___ Records for this exercise ___

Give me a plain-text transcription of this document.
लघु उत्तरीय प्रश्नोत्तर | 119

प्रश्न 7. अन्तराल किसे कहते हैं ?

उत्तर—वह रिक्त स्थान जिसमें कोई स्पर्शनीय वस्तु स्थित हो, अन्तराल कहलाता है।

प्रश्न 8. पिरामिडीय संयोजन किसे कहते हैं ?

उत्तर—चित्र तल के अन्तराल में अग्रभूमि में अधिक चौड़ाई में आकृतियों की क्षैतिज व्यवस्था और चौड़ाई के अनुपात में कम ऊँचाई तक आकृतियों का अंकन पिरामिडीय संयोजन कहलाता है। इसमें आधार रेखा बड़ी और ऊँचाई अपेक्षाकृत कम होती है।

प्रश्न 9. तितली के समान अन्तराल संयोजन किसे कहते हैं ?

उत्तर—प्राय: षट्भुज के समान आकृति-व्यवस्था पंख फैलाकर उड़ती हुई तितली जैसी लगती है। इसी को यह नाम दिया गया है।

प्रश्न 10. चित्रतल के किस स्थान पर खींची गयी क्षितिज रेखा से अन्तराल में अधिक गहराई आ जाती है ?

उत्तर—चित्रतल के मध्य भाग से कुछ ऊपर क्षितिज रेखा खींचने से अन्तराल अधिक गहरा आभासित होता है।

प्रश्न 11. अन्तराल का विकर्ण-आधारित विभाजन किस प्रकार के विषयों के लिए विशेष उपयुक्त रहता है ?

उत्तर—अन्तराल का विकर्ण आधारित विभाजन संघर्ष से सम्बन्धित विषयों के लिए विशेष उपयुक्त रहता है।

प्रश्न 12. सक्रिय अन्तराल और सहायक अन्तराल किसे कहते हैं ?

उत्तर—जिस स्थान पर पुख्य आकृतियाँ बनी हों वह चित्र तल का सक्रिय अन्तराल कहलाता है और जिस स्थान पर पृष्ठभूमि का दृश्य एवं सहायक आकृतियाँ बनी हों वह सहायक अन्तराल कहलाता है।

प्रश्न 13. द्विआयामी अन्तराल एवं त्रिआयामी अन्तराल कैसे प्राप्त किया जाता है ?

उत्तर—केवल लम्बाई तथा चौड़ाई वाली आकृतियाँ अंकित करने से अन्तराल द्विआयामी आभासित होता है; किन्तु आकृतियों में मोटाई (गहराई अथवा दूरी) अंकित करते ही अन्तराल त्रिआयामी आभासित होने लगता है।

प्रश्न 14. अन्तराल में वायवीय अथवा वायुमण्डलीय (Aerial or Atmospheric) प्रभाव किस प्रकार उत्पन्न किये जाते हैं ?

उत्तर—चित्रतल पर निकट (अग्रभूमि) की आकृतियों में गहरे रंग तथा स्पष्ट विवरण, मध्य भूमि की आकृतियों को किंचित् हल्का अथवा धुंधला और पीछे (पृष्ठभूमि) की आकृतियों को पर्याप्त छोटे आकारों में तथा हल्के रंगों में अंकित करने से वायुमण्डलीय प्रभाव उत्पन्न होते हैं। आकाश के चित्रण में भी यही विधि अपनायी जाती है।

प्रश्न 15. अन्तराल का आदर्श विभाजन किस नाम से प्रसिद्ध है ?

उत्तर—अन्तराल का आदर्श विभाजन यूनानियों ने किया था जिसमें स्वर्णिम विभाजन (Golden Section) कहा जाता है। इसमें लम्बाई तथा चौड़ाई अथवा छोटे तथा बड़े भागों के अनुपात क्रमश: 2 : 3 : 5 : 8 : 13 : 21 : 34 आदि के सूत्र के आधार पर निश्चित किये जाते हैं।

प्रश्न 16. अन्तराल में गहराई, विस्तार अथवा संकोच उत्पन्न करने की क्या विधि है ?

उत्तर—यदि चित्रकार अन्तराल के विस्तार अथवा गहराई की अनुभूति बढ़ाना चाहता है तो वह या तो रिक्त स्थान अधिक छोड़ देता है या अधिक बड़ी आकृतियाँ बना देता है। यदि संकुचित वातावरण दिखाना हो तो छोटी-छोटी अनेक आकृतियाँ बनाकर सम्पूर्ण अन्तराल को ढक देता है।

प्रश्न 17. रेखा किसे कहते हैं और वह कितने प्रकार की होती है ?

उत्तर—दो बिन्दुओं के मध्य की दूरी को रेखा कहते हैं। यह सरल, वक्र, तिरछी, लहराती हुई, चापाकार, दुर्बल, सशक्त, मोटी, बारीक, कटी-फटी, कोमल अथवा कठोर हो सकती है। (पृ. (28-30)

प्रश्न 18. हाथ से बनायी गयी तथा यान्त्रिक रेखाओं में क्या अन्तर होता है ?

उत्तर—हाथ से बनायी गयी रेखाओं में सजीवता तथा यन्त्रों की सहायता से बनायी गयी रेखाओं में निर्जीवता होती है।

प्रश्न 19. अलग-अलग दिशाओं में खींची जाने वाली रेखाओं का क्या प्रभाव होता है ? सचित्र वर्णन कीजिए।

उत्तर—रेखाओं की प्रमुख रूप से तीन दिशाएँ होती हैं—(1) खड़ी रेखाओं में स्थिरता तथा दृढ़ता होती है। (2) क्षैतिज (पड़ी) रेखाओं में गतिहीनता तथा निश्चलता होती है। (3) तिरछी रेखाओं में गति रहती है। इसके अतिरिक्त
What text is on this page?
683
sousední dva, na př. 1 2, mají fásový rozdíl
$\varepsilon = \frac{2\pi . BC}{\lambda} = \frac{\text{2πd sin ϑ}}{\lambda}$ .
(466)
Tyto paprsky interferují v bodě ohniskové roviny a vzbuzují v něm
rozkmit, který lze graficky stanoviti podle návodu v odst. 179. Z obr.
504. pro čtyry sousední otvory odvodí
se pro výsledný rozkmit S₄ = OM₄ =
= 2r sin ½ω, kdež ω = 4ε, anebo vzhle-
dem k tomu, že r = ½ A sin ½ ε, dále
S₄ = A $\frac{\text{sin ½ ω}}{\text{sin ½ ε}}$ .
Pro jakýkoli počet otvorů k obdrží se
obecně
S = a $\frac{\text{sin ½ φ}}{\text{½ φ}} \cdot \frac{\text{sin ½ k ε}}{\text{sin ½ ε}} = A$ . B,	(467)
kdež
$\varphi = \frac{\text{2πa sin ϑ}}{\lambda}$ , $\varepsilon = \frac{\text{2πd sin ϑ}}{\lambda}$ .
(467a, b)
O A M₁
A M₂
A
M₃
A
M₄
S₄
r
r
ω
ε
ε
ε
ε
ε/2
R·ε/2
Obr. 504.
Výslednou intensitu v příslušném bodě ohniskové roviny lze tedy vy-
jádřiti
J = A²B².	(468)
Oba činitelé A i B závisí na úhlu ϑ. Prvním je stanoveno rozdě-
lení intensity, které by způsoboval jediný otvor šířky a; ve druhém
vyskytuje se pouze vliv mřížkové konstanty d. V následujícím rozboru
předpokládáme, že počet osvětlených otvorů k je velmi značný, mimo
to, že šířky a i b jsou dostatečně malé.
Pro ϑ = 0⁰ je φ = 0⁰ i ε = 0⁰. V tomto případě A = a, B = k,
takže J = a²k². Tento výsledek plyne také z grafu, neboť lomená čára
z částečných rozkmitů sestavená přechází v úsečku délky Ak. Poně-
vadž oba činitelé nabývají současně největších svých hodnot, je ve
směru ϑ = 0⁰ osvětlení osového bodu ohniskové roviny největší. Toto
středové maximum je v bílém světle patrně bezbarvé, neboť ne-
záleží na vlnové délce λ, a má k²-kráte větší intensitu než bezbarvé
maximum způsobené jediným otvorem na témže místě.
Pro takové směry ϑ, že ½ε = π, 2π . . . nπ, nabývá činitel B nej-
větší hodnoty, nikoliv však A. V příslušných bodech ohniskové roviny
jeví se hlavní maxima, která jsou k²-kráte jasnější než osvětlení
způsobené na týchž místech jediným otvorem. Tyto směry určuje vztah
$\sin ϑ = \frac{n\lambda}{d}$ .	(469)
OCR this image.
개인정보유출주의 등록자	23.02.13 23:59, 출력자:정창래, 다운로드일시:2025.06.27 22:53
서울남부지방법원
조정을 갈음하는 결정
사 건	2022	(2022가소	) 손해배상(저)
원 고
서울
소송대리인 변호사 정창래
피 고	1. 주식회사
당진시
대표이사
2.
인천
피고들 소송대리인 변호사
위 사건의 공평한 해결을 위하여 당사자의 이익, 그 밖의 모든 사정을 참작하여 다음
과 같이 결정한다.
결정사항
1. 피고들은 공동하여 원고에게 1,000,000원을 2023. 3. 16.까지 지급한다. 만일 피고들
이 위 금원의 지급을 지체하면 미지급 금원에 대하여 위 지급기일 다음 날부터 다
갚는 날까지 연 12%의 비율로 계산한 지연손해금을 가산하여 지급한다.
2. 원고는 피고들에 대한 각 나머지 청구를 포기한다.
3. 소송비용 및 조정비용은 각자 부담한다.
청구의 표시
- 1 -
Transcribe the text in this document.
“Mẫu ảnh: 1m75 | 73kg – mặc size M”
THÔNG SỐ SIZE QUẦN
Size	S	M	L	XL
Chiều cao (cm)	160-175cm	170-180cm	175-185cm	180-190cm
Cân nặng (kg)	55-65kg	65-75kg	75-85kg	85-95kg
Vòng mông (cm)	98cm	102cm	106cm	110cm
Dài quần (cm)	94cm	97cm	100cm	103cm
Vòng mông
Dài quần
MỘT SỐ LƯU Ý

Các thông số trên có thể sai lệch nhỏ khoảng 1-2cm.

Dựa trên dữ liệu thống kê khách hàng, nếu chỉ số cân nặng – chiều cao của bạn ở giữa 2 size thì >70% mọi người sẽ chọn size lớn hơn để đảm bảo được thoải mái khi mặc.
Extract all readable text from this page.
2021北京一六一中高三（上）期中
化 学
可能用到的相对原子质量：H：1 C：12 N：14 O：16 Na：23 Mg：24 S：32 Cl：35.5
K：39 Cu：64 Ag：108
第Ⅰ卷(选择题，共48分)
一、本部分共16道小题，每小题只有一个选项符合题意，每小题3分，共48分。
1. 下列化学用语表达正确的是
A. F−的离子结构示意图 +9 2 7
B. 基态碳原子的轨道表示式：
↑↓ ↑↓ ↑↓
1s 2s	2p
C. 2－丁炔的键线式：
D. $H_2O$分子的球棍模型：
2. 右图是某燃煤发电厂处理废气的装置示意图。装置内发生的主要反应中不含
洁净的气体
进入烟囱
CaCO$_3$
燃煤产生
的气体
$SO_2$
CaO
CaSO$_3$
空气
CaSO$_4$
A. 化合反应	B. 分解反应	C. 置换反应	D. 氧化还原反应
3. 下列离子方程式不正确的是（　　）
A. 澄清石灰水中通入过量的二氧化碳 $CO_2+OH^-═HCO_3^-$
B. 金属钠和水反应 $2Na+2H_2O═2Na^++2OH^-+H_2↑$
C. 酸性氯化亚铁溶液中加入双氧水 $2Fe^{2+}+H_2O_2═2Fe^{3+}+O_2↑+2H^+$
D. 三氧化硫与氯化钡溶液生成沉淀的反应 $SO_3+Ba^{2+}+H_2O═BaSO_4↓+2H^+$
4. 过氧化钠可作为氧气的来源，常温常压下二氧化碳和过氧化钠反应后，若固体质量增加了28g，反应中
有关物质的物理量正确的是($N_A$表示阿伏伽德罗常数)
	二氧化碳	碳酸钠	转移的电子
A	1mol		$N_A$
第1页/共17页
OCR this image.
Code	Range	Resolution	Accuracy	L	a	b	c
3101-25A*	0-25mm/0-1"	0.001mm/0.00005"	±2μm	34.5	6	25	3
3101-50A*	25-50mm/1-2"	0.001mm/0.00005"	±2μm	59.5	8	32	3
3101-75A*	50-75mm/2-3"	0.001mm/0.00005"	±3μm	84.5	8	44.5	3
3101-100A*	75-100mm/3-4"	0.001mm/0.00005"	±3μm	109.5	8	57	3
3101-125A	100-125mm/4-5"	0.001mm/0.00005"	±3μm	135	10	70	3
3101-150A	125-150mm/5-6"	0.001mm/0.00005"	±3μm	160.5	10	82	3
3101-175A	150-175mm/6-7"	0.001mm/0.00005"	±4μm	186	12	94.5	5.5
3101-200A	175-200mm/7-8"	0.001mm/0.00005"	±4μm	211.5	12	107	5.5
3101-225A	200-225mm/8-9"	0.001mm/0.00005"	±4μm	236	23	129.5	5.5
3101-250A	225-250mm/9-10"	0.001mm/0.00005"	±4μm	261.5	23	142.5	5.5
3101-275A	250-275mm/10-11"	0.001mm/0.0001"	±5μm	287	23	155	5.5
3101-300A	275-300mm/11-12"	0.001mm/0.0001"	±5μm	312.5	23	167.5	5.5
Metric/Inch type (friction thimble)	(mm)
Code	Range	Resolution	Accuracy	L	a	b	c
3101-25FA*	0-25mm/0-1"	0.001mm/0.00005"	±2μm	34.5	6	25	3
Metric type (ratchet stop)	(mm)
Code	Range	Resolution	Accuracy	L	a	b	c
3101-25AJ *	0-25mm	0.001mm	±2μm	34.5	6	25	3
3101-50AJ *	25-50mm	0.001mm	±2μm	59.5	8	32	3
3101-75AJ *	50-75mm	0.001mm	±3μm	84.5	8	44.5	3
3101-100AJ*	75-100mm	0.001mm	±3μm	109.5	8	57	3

___

**Set problem**
Pull out all lines from the entries above in which the word "varepsilon" appears.

**Correct result**
$\varepsilon = \frac{2\pi . BC}{\lambda} = \frac{\text{2πd sin ϑ}}{\lambda}$ .
$\varphi = \frac{\text{2πa sin ϑ}}{\lambda}$ , $\varepsilon = \frac{\text{2πd sin ϑ}}{\lambda}$ .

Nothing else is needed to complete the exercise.